— START OF GIVEN DATA —

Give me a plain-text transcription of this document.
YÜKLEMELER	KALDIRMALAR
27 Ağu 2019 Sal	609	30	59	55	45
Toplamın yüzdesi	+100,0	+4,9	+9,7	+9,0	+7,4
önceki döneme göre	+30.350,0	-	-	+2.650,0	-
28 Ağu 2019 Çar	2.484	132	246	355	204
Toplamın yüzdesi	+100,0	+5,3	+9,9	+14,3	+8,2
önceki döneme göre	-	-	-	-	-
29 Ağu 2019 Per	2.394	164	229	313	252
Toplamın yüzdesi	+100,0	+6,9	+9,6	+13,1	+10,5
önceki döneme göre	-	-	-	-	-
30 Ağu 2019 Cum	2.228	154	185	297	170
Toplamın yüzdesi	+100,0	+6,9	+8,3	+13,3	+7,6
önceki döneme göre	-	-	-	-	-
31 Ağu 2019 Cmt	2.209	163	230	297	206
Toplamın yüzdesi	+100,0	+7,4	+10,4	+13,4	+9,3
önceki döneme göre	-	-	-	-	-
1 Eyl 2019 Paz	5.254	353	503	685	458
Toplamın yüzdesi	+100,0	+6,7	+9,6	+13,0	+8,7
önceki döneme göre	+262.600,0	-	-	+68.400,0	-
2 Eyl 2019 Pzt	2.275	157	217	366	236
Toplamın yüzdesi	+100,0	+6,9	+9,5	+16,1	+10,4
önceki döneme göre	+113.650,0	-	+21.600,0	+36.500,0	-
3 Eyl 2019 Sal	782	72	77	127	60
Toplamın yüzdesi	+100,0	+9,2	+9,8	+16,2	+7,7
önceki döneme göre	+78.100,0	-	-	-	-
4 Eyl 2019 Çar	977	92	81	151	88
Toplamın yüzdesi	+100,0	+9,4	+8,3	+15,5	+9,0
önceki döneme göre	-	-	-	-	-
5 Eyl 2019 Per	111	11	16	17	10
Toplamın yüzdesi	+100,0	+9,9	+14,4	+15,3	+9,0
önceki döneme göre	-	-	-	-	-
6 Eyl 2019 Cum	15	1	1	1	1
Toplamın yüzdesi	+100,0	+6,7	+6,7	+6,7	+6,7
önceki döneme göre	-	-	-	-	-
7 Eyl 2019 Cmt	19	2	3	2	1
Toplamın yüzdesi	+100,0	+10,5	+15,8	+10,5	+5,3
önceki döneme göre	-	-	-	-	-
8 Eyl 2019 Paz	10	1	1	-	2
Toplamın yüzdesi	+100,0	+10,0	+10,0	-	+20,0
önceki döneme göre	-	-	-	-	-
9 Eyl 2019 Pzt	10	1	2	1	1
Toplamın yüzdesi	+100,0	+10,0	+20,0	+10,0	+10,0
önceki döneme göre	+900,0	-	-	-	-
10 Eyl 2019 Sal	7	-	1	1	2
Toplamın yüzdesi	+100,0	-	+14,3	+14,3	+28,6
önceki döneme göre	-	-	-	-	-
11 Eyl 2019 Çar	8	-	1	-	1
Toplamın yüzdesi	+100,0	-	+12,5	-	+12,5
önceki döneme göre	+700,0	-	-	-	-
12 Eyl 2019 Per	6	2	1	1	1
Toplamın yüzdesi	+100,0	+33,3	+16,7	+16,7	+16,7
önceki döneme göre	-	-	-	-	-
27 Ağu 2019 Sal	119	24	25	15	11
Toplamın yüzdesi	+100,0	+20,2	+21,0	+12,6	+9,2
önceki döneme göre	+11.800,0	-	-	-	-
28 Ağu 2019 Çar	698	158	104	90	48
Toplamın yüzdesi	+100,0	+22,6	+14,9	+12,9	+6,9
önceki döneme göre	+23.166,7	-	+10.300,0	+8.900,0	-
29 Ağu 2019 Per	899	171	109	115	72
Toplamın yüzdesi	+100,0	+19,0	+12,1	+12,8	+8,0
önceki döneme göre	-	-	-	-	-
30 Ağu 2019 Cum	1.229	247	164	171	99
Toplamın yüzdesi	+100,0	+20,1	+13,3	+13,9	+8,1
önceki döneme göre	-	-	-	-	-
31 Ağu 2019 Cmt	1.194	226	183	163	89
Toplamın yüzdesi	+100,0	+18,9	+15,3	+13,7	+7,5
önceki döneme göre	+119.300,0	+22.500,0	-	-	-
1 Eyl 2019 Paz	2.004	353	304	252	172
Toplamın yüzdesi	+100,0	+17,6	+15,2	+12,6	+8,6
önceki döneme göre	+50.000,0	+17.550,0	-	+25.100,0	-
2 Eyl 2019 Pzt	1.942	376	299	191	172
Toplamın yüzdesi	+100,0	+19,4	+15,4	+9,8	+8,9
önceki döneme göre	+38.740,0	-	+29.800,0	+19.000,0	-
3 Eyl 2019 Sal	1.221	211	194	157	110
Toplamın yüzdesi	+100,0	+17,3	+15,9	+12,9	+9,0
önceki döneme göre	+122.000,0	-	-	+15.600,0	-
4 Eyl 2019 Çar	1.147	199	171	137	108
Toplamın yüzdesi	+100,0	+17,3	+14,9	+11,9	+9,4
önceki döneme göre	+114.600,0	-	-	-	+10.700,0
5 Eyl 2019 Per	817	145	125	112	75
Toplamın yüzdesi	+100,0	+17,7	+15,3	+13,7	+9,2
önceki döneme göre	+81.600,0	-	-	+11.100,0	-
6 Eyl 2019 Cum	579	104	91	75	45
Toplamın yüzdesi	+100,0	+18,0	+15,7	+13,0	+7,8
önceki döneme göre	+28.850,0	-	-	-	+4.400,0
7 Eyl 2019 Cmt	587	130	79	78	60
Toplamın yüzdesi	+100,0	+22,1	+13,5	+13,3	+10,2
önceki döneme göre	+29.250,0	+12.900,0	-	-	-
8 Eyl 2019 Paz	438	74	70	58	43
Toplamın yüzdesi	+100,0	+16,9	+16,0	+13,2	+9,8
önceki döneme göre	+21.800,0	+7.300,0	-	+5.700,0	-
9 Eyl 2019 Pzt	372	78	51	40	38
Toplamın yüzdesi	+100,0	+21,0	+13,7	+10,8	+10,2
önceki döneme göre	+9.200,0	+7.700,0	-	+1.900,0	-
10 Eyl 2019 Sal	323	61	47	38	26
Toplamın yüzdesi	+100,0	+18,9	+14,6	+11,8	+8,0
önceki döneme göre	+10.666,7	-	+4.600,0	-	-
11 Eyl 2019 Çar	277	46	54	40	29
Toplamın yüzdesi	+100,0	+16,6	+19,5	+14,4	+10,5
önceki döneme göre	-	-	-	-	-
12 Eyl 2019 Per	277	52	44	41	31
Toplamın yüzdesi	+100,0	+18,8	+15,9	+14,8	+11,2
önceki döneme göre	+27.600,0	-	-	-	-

— END OF GIVEN DATA —

→ DIRECTIONS FOR THIS TASK:
The records above need to be transcribed in full. Keep every character unchanged.

→ ANSWER TO THE TASK:
Give me a plain-text transcription of this document.
YÜKLEMELER	KALDIRMALAR
27 Ağu 2019 Sal	609	30	59	55	45
Toplamın yüzdesi	+100,0	+4,9	+9,7	+9,0	+7,4
önceki döneme göre	+30.350,0	-	-	+2.650,0	-
28 Ağu 2019 Çar	2.484	132	246	355	204
Toplamın yüzdesi	+100,0	+5,3	+9,9	+14,3	+8,2
önceki döneme göre	-	-	-	-	-
29 Ağu 2019 Per	2.394	164	229	313	252
Toplamın yüzdesi	+100,0	+6,9	+9,6	+13,1	+10,5
önceki döneme göre	-	-	-	-	-
30 Ağu 2019 Cum	2.228	154	185	297	170
Toplamın yüzdesi	+100,0	+6,9	+8,3	+13,3	+7,6
önceki döneme göre	-	-	-	-	-
31 Ağu 2019 Cmt	2.209	163	230	297	206
Toplamın yüzdesi	+100,0	+7,4	+10,4	+13,4	+9,3
önceki döneme göre	-	-	-	-	-
1 Eyl 2019 Paz	5.254	353	503	685	458
Toplamın yüzdesi	+100,0	+6,7	+9,6	+13,0	+8,7
önceki döneme göre	+262.600,0	-	-	+68.400,0	-
2 Eyl 2019 Pzt	2.275	157	217	366	236
Toplamın yüzdesi	+100,0	+6,9	+9,5	+16,1	+10,4
önceki döneme göre	+113.650,0	-	+21.600,0	+36.500,0	-
3 Eyl 2019 Sal	782	72	77	127	60
Toplamın yüzdesi	+100,0	+9,2	+9,8	+16,2	+7,7
önceki döneme göre	+78.100,0	-	-	-	-
4 Eyl 2019 Çar	977	92	81	151	88
Toplamın yüzdesi	+100,0	+9,4	+8,3	+15,5	+9,0
önceki döneme göre	-	-	-	-	-
5 Eyl 2019 Per	111	11	16	17	10
Toplamın yüzdesi	+100,0	+9,9	+14,4	+15,3	+9,0
önceki döneme göre	-	-	-	-	-
6 Eyl 2019 Cum	15	1	1	1	1
Toplamın yüzdesi	+100,0	+6,7	+6,7	+6,7	+6,7
önceki döneme göre	-	-	-	-	-
7 Eyl 2019 Cmt	19	2	3	2	1
Toplamın yüzdesi	+100,0	+10,5	+15,8	+10,5	+5,3
önceki döneme göre	-	-	-	-	-
8 Eyl 2019 Paz	10	1	1	-	2
Toplamın yüzdesi	+100,0	+10,0	+10,0	-	+20,0
önceki döneme göre	-	-	-	-	-
9 Eyl 2019 Pzt	10	1	2	1	1
Toplamın yüzdesi	+100,0	+10,0	+20,0	+10,0	+10,0
önceki döneme göre	+900,0	-	-	-	-
10 Eyl 2019 Sal	7	-	1	1	2
Toplamın yüzdesi	+100,0	-	+14,3	+14,3	+28,6
önceki döneme göre	-	-	-	-	-
11 Eyl 2019 Çar	8	-	1	-	1
Toplamın yüzdesi	+100,0	-	+12,5	-	+12,5
önceki döneme göre	+700,0	-	-	-	-
12 Eyl 2019 Per	6	2	1	1	1
Toplamın yüzdesi	+100,0	+33,3	+16,7	+16,7	+16,7
önceki döneme göre	-	-	-	-	-
27 Ağu 2019 Sal	119	24	25	15	11
Toplamın yüzdesi	+100,0	+20,2	+21,0	+12,6	+9,2
önceki döneme göre	+11.800,0	-	-	-	-
28 Ağu 2019 Çar	698	158	104	90	48
Toplamın yüzdesi	+100,0	+22,6	+14,9	+12,9	+6,9
önceki döneme göre	+23.166,7	-	+10.300,0	+8.900,0	-
29 Ağu 2019 Per	899	171	109	115	72
Toplamın yüzdesi	+100,0	+19,0	+12,1	+12,8	+8,0
önceki döneme göre	-	-	-	-	-
30 Ağu 2019 Cum	1.229	247	164	171	99
Toplamın yüzdesi	+100,0	+20,1	+13,3	+13,9	+8,1
önceki döneme göre	-	-	-	-	-
31 Ağu 2019 Cmt	1.194	226	183	163	89
Toplamın yüzdesi	+100,0	+18,9	+15,3	+13,7	+7,5
önceki döneme göre	+119.300,0	+22.500,0	-	-	-
1 Eyl 2019 Paz	2.004	353	304	252	172
Toplamın yüzdesi	+100,0	+17,6	+15,2	+12,6	+8,6
önceki döneme göre	+50.000,0	+17.550,0	-	+25.100,0	-
2 Eyl 2019 Pzt	1.942	376	299	191	172
Toplamın yüzdesi	+100,0	+19,4	+15,4	+9,8	+8,9
önceki döneme göre	+38.740,0	-	+29.800,0	+19.000,0	-
3 Eyl 2019 Sal	1.221	211	194	157	110
Toplamın yüzdesi	+100,0	+17,3	+15,9	+12,9	+9,0
önceki döneme göre	+122.000,0	-	-	+15.600,0	-
4 Eyl 2019 Çar	1.147	199	171	137	108
Toplamın yüzdesi	+100,0	+17,3	+14,9	+11,9	+9,4
önceki döneme göre	+114.600,0	-	-	-	+10.700,0
5 Eyl 2019 Per	817	145	125	112	75
Toplamın yüzdesi	+100,0	+17,7	+15,3	+13,7	+9,2
önceki döneme göre	+81.600,0	-	-	+11.100,0	-
6 Eyl 2019 Cum	579	104	91	75	45
Toplamın yüzdesi	+100,0	+18,0	+15,7	+13,0	+7,8
önceki döneme göre	+28.850,0	-	-	-	+4.400,0
7 Eyl 2019 Cmt	587	130	79	78	60
Toplamın yüzdesi	+100,0	+22,1	+13,5	+13,3	+10,2
önceki döneme göre	+29.250,0	+12.900,0	-	-	-
8 Eyl 2019 Paz	438	74	70	58	43
Toplamın yüzdesi	+100,0	+16,9	+16,0	+13,2	+9,8
önceki döneme göre	+21.800,0	+7.300,0	-	+5.700,0	-
9 Eyl 2019 Pzt	372	78	51	40	38
Toplamın yüzdesi	+100,0	+21,0	+13,7	+10,8	+10,2
önceki döneme göre	+9.200,0	+7.700,0	-	+1.900,0	-
10 Eyl 2019 Sal	323	61	47	38	26
Toplamın yüzdesi	+100,0	+18,9	+14,6	+11,8	+8,0
önceki döneme göre	+10.666,7	-	+4.600,0	-	-
11 Eyl 2019 Çar	277	46	54	40	29
Toplamın yüzdesi	+100,0	+16,6	+19,5	+14,4	+10,5
önceki döneme göre	-	-	-	-	-
12 Eyl 2019 Per	277	52	44	41	31
Toplamın yüzdesi	+100,0	+18,8	+15,9	+14,8	+11,2
önceki döneme göre	+27.600,0	-	-	-	-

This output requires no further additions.